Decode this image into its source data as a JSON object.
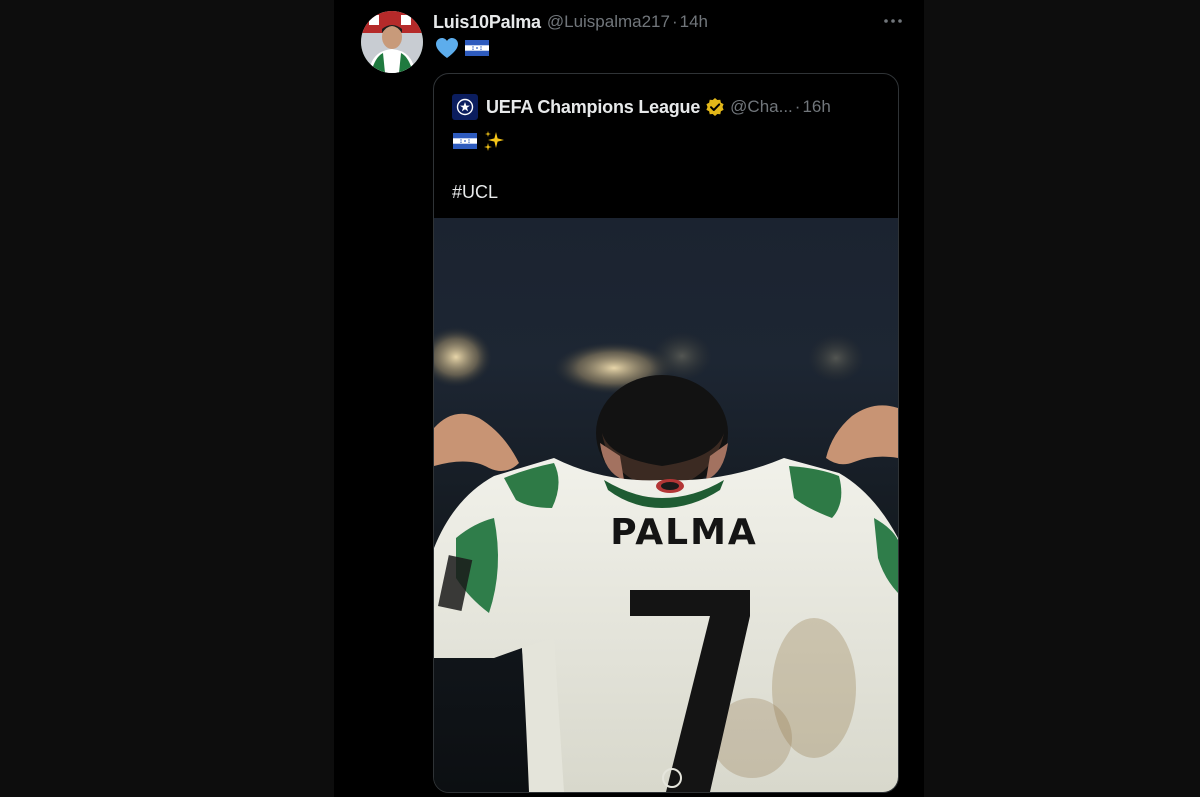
{
  "tweet": {
    "author_name": "Luis10Palma",
    "handle": "@Luispalma217",
    "separator": "·",
    "time": "14h",
    "emojis": [
      "light-blue-heart",
      "honduras-flag"
    ]
  },
  "quoted_tweet": {
    "author_name": "UEFA Champions League",
    "verified": true,
    "handle": "@Cha...",
    "separator": "·",
    "time": "16h",
    "emojis": [
      "honduras-flag",
      "sparkles"
    ],
    "hashtag": "#UCL",
    "photo": {
      "jersey_name": "PALMA",
      "jersey_number": "7"
    }
  },
  "colors": {
    "background": "#000000",
    "border": "#2f3336",
    "text_primary": "#e7e9ea",
    "text_secondary": "#71767b",
    "verified_gold": "#e2b719"
  }
}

_ _ _ _

▸ **Exercise prompt**: Without including any pictures, print each record exactly.

▸ **Finished answer**:
Decode this image into its source data as a JSON object.
{
  "tweet": {
    "author_name": "Luis10Palma",
    "handle": "@Luispalma217",
    "separator": "·",
    "time": "14h",
    "emojis": [
      "light-blue-heart",
      "honduras-flag"
    ]
  },
  "quoted_tweet": {
    "author_name": "UEFA Champions League",
    "verified": true,
    "handle": "@Cha...",
    "separator": "·",
    "time": "16h",
    "emojis": [
      "honduras-flag",
      "sparkles"
    ],
    "hashtag": "#UCL",
    "photo": {
      "jersey_name": "PALMA",
      "jersey_number": "7"
    }
  },
  "colors": {
    "background": "#000000",
    "border": "#2f3336",
    "text_primary": "#e7e9ea",
    "text_secondary": "#71767b",
    "verified_gold": "#e2b719"
  }
}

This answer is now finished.